Required work => The answer is to be all of the data below, reproduced exactly.

Working data =>
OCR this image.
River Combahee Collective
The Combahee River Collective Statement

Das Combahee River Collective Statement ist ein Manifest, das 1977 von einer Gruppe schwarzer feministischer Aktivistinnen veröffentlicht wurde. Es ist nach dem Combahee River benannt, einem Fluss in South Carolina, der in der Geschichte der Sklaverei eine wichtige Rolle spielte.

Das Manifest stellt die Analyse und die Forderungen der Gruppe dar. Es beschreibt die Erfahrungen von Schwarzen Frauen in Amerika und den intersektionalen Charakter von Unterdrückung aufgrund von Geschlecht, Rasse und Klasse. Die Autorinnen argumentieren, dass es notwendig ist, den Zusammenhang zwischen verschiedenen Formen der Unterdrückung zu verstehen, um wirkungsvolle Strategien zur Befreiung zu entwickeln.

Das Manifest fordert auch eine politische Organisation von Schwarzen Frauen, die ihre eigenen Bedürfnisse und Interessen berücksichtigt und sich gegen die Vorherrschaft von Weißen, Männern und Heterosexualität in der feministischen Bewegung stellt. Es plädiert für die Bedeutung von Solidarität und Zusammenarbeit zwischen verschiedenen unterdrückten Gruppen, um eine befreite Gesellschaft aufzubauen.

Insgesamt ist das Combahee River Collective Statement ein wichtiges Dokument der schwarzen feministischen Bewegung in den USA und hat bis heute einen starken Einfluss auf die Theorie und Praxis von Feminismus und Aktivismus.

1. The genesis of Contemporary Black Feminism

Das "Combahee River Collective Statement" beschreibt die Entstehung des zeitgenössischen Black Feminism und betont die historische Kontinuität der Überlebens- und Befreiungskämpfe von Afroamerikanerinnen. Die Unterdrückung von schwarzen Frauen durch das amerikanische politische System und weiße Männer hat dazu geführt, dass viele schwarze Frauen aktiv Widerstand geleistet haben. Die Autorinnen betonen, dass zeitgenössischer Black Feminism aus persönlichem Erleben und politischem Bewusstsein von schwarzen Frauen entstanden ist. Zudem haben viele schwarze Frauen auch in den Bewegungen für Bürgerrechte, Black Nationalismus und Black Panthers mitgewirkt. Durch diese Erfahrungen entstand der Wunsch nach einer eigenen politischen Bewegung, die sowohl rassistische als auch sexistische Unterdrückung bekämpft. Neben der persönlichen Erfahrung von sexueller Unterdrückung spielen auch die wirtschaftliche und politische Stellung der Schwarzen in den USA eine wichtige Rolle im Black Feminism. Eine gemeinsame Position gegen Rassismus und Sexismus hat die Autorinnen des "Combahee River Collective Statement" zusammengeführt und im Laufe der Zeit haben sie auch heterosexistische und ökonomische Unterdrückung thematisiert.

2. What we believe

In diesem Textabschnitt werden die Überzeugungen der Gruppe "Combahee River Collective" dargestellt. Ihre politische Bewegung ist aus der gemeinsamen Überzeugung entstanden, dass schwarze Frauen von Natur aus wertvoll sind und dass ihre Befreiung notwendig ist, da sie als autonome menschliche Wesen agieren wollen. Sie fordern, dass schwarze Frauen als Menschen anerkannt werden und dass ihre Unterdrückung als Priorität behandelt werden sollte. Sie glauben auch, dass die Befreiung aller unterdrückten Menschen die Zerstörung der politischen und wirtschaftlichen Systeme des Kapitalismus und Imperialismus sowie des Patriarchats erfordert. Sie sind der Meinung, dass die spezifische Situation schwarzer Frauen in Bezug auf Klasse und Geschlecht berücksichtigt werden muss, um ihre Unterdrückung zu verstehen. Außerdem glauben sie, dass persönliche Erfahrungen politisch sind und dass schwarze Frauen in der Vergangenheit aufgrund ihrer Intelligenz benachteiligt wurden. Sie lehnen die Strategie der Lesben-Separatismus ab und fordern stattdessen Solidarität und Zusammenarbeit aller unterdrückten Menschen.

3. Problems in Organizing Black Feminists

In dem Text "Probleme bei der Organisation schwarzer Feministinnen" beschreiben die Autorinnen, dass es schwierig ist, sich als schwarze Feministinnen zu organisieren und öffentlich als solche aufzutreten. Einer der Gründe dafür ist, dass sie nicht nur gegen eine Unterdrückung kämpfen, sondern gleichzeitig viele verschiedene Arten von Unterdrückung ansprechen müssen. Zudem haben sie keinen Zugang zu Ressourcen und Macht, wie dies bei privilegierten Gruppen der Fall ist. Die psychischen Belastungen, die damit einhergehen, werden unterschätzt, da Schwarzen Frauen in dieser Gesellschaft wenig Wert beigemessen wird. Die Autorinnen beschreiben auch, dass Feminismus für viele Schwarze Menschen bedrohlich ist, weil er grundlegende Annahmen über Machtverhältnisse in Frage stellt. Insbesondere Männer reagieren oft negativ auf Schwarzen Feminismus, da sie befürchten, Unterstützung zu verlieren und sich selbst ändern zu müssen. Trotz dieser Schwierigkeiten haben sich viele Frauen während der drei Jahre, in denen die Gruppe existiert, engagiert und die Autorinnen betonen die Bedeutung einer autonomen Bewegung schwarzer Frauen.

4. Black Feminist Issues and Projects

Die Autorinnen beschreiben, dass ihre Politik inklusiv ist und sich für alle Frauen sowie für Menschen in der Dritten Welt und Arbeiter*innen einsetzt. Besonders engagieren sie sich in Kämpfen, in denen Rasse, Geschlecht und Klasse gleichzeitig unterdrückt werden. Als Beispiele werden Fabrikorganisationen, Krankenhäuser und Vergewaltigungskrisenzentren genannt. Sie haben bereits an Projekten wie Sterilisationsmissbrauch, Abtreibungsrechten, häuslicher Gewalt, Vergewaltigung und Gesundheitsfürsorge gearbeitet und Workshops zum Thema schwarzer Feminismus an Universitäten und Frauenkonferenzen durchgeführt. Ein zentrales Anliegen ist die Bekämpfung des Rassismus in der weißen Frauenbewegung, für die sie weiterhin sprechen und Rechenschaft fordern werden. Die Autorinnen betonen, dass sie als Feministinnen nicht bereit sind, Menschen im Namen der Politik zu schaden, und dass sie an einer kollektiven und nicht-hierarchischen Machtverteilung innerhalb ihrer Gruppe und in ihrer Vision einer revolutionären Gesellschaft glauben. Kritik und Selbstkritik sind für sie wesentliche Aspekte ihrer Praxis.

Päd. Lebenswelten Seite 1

Answer to this exercise =>
OCR this image.
River Combahee Collective
The Combahee River Collective Statement

Das Combahee River Collective Statement ist ein Manifest, das 1977 von einer Gruppe schwarzer feministischer Aktivistinnen veröffentlicht wurde. Es ist nach dem Combahee River benannt, einem Fluss in South Carolina, der in der Geschichte der Sklaverei eine wichtige Rolle spielte.

Das Manifest stellt die Analyse und die Forderungen der Gruppe dar. Es beschreibt die Erfahrungen von Schwarzen Frauen in Amerika und den intersektionalen Charakter von Unterdrückung aufgrund von Geschlecht, Rasse und Klasse. Die Autorinnen argumentieren, dass es notwendig ist, den Zusammenhang zwischen verschiedenen Formen der Unterdrückung zu verstehen, um wirkungsvolle Strategien zur Befreiung zu entwickeln.

Das Manifest fordert auch eine politische Organisation von Schwarzen Frauen, die ihre eigenen Bedürfnisse und Interessen berücksichtigt und sich gegen die Vorherrschaft von Weißen, Männern und Heterosexualität in der feministischen Bewegung stellt. Es plädiert für die Bedeutung von Solidarität und Zusammenarbeit zwischen verschiedenen unterdrückten Gruppen, um eine befreite Gesellschaft aufzubauen.

Insgesamt ist das Combahee River Collective Statement ein wichtiges Dokument der schwarzen feministischen Bewegung in den USA und hat bis heute einen starken Einfluss auf die Theorie und Praxis von Feminismus und Aktivismus.

1. The genesis of Contemporary Black Feminism

Das "Combahee River Collective Statement" beschreibt die Entstehung des zeitgenössischen Black Feminism und betont die historische Kontinuität der Überlebens- und Befreiungskämpfe von Afroamerikanerinnen. Die Unterdrückung von schwarzen Frauen durch das amerikanische politische System und weiße Männer hat dazu geführt, dass viele schwarze Frauen aktiv Widerstand geleistet haben. Die Autorinnen betonen, dass zeitgenössischer Black Feminism aus persönlichem Erleben und politischem Bewusstsein von schwarzen Frauen entstanden ist. Zudem haben viele schwarze Frauen auch in den Bewegungen für Bürgerrechte, Black Nationalismus und Black Panthers mitgewirkt. Durch diese Erfahrungen entstand der Wunsch nach einer eigenen politischen Bewegung, die sowohl rassistische als auch sexistische Unterdrückung bekämpft. Neben der persönlichen Erfahrung von sexueller Unterdrückung spielen auch die wirtschaftliche und politische Stellung der Schwarzen in den USA eine wichtige Rolle im Black Feminism. Eine gemeinsame Position gegen Rassismus und Sexismus hat die Autorinnen des "Combahee River Collective Statement" zusammengeführt und im Laufe der Zeit haben sie auch heterosexistische und ökonomische Unterdrückung thematisiert.

2. What we believe

In diesem Textabschnitt werden die Überzeugungen der Gruppe "Combahee River Collective" dargestellt. Ihre politische Bewegung ist aus der gemeinsamen Überzeugung entstanden, dass schwarze Frauen von Natur aus wertvoll sind und dass ihre Befreiung notwendig ist, da sie als autonome menschliche Wesen agieren wollen. Sie fordern, dass schwarze Frauen als Menschen anerkannt werden und dass ihre Unterdrückung als Priorität behandelt werden sollte. Sie glauben auch, dass die Befreiung aller unterdrückten Menschen die Zerstörung der politischen und wirtschaftlichen Systeme des Kapitalismus und Imperialismus sowie des Patriarchats erfordert. Sie sind der Meinung, dass die spezifische Situation schwarzer Frauen in Bezug auf Klasse und Geschlecht berücksichtigt werden muss, um ihre Unterdrückung zu verstehen. Außerdem glauben sie, dass persönliche Erfahrungen politisch sind und dass schwarze Frauen in der Vergangenheit aufgrund ihrer Intelligenz benachteiligt wurden. Sie lehnen die Strategie der Lesben-Separatismus ab und fordern stattdessen Solidarität und Zusammenarbeit aller unterdrückten Menschen.

3. Problems in Organizing Black Feminists

In dem Text "Probleme bei der Organisation schwarzer Feministinnen" beschreiben die Autorinnen, dass es schwierig ist, sich als schwarze Feministinnen zu organisieren und öffentlich als solche aufzutreten. Einer der Gründe dafür ist, dass sie nicht nur gegen eine Unterdrückung kämpfen, sondern gleichzeitig viele verschiedene Arten von Unterdrückung ansprechen müssen. Zudem haben sie keinen Zugang zu Ressourcen und Macht, wie dies bei privilegierten Gruppen der Fall ist. Die psychischen Belastungen, die damit einhergehen, werden unterschätzt, da Schwarzen Frauen in dieser Gesellschaft wenig Wert beigemessen wird. Die Autorinnen beschreiben auch, dass Feminismus für viele Schwarze Menschen bedrohlich ist, weil er grundlegende Annahmen über Machtverhältnisse in Frage stellt. Insbesondere Männer reagieren oft negativ auf Schwarzen Feminismus, da sie befürchten, Unterstützung zu verlieren und sich selbst ändern zu müssen. Trotz dieser Schwierigkeiten haben sich viele Frauen während der drei Jahre, in denen die Gruppe existiert, engagiert und die Autorinnen betonen die Bedeutung einer autonomen Bewegung schwarzer Frauen.

4. Black Feminist Issues and Projects

Die Autorinnen beschreiben, dass ihre Politik inklusiv ist und sich für alle Frauen sowie für Menschen in der Dritten Welt und Arbeiter*innen einsetzt. Besonders engagieren sie sich in Kämpfen, in denen Rasse, Geschlecht und Klasse gleichzeitig unterdrückt werden. Als Beispiele werden Fabrikorganisationen, Krankenhäuser und Vergewaltigungskrisenzentren genannt. Sie haben bereits an Projekten wie Sterilisationsmissbrauch, Abtreibungsrechten, häuslicher Gewalt, Vergewaltigung und Gesundheitsfürsorge gearbeitet und Workshops zum Thema schwarzer Feminismus an Universitäten und Frauenkonferenzen durchgeführt. Ein zentrales Anliegen ist die Bekämpfung des Rassismus in der weißen Frauenbewegung, für die sie weiterhin sprechen und Rechenschaft fordern werden. Die Autorinnen betonen, dass sie als Feministinnen nicht bereit sind, Menschen im Namen der Politik zu schaden, und dass sie an einer kollektiven und nicht-hierarchischen Machtverteilung innerhalb ihrer Gruppe und in ihrer Vision einer revolutionären Gesellschaft glauben. Kritik und Selbstkritik sind für sie wesentliche Aspekte ihrer Praxis.

Päd. Lebenswelten Seite 1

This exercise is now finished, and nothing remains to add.